## Exercises
[1] Using the abstract on wide-angle breast tomosynthesis, explain in one to three sentences why the study sets out to improve microcalcification detectability in wide-angle DBT.
[2] According to the abstract on wide-angle breast tomosynthesis, what size were the microcalcification clusters inserted into the digital breast phantom?

## Excerpted passage
···
In-silico study of the impact of system design parameters on microcalcification detection in wide-angle digital breast tomosynthesis.

Purpose: Accurate detection of microcalcifications ( $\mu \mathrm{Calcs}$ ) is crucial for the early detection of breast cancer. Some clinical studies have indicated that digital breast tomosynthesis (DBT) systems with a wide angular range have inferior $\mu \mathrm{Calc}$ detectability compared with those with a narrow angular range. This study aims to (1) provide guidance for optimizing wide-angle (WA) DBT for improving $\mu \mathrm{Calcs}$ detectability and (2) prioritize key optimization factors.

Approach: An in-silico DBT pipeline was constructed to evaluate $\mu \mathrm{Calc}$ detectability of a WA DBT system under various imaging conditions: focal spot motion (FSM), angular dose distribution (ADS), detector pixel pitch, and detector electronic noise (EN). Images were simulated using a digital anthropomorphic breast phantom inserted with $120\mu m$ $\mu \mathrm{Calc}$ clusters. Evaluation metrics included the signal-to-noise ratio (SNR) of the filtered channel observer and the area under the receiver operator curve (AUC) of multiple-reader multiple-case analysis.
···
## Recorded information
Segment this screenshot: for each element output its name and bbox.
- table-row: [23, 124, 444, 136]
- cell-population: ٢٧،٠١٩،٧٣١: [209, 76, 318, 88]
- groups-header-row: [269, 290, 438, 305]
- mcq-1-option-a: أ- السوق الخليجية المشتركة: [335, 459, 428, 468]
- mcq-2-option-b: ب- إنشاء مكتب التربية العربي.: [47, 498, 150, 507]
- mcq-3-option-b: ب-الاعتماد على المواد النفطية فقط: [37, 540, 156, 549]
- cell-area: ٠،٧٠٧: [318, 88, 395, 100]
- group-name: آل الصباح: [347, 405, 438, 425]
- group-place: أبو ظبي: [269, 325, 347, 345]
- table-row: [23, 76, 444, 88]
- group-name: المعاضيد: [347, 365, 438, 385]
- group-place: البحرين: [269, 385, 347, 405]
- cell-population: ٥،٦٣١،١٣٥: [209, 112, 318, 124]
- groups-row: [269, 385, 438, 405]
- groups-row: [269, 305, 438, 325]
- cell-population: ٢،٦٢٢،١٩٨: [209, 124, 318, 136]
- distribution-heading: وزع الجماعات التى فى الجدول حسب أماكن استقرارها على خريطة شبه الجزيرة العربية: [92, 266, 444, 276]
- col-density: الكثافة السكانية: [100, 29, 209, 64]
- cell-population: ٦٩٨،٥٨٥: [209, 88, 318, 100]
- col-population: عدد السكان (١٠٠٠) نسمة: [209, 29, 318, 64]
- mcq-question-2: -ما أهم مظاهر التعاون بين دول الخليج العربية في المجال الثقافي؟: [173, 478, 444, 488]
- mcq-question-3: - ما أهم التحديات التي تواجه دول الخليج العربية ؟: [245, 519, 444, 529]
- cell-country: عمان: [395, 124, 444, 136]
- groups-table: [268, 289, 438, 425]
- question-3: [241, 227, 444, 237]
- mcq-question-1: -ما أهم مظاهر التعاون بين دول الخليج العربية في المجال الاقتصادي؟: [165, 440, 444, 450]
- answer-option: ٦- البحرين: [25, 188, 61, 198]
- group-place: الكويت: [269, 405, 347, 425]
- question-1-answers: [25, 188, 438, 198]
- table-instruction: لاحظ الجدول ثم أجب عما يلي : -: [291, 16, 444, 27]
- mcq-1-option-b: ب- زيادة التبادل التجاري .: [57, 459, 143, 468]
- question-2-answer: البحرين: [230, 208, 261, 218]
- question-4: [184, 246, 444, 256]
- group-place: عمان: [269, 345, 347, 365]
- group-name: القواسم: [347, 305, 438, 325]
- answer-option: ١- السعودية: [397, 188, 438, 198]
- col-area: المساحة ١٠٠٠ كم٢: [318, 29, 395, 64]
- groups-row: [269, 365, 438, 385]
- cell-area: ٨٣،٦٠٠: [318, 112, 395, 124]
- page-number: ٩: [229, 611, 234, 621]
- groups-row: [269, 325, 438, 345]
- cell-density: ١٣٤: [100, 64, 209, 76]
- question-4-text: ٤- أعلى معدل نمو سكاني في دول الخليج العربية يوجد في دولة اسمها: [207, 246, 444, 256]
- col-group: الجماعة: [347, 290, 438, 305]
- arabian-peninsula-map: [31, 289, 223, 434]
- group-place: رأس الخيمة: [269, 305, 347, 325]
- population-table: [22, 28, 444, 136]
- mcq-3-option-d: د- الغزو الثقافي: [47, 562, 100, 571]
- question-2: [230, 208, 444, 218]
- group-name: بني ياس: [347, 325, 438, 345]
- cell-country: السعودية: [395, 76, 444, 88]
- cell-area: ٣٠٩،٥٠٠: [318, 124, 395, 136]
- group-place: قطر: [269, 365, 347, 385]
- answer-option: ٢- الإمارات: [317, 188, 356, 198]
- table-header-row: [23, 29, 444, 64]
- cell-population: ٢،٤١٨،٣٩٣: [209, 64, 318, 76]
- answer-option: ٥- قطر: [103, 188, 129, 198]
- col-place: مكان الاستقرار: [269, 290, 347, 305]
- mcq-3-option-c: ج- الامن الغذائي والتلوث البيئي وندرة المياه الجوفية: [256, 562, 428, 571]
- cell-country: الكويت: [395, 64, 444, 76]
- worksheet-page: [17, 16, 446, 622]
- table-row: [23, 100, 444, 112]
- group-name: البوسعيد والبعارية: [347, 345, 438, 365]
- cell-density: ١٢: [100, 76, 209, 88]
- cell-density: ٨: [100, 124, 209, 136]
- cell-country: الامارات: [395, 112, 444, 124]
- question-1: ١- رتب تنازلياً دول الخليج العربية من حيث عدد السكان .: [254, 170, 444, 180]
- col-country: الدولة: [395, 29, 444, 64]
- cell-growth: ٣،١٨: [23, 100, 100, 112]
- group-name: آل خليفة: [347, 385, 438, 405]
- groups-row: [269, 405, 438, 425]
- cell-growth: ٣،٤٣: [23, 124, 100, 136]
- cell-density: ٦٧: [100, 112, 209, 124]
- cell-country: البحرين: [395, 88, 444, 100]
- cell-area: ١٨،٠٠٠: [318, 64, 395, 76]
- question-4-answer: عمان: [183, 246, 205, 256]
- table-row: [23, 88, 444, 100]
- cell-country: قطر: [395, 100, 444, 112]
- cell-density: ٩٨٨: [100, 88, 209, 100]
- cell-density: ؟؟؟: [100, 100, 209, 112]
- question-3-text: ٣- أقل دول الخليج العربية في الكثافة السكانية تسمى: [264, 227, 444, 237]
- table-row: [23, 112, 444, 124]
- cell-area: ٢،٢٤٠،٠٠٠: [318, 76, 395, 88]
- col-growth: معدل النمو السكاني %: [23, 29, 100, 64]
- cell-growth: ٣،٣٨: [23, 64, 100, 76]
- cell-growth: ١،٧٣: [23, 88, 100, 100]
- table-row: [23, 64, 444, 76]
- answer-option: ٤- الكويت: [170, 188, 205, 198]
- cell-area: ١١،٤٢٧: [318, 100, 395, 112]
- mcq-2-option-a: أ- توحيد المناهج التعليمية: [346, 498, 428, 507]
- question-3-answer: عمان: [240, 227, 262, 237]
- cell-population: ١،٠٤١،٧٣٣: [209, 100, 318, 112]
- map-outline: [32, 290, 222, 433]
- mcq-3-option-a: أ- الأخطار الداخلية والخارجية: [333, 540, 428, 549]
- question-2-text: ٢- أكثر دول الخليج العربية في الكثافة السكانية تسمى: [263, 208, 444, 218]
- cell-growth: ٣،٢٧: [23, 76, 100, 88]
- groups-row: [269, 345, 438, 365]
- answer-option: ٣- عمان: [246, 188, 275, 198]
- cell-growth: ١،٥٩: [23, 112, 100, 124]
···
## Responses
[1] Accurate detection of microcalcifications is crucial for the early detection of breast cancer. Some clinical studies have indicated that DBT systems with a wide angular range detect microcalcifications less well than those with a narrow angular range.

[2] The clusters were 120 μm.